§ TASK DIRECTIONS
Write out all entries word for word.

------------

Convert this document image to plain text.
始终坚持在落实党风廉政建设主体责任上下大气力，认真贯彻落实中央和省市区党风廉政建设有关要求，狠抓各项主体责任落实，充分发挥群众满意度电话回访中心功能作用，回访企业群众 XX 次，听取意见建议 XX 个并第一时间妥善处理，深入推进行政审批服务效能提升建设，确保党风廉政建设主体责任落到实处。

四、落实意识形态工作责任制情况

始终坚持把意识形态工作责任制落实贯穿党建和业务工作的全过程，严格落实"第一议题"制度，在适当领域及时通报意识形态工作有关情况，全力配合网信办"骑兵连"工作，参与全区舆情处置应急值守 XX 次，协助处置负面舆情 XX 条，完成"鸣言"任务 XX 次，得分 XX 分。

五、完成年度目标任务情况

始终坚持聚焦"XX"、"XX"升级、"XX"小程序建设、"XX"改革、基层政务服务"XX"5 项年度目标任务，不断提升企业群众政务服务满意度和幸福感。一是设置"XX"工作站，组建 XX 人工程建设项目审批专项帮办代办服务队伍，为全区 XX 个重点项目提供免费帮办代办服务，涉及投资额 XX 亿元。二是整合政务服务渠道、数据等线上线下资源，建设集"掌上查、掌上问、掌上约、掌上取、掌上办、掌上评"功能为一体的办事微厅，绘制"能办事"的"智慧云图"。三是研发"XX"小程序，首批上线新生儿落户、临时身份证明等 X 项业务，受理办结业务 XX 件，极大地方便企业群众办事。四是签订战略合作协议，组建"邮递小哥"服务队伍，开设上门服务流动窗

------------

§ FINAL ANSWER
Convert this document image to plain text.
始终坚持在落实党风廉政建设主体责任上下大气力，认真贯彻落实中央和省市区党风廉政建设有关要求，狠抓各项主体责任落实，充分发挥群众满意度电话回访中心功能作用，回访企业群众 XX 次，听取意见建议 XX 个并第一时间妥善处理，深入推进行政审批服务效能提升建设，确保党风廉政建设主体责任落到实处。

四、落实意识形态工作责任制情况

始终坚持把意识形态工作责任制落实贯穿党建和业务工作的全过程，严格落实"第一议题"制度，在适当领域及时通报意识形态工作有关情况，全力配合网信办"骑兵连"工作，参与全区舆情处置应急值守 XX 次，协助处置负面舆情 XX 条，完成"鸣言"任务 XX 次，得分 XX 分。

五、完成年度目标任务情况

始终坚持聚焦"XX"、"XX"升级、"XX"小程序建设、"XX"改革、基层政务服务"XX"5 项年度目标任务，不断提升企业群众政务服务满意度和幸福感。一是设置"XX"工作站，组建 XX 人工程建设项目审批专项帮办代办服务队伍，为全区 XX 个重点项目提供免费帮办代办服务，涉及投资额 XX 亿元。二是整合政务服务渠道、数据等线上线下资源，建设集"掌上查、掌上问、掌上约、掌上取、掌上办、掌上评"功能为一体的办事微厅，绘制"能办事"的"智慧云图"。三是研发"XX"小程序，首批上线新生儿落户、临时身份证明等 X 项业务，受理办结业务 XX 件，极大地方便企业群众办事。四是签订战略合作协议，组建"邮递小哥"服务队伍，开设上门服务流动窗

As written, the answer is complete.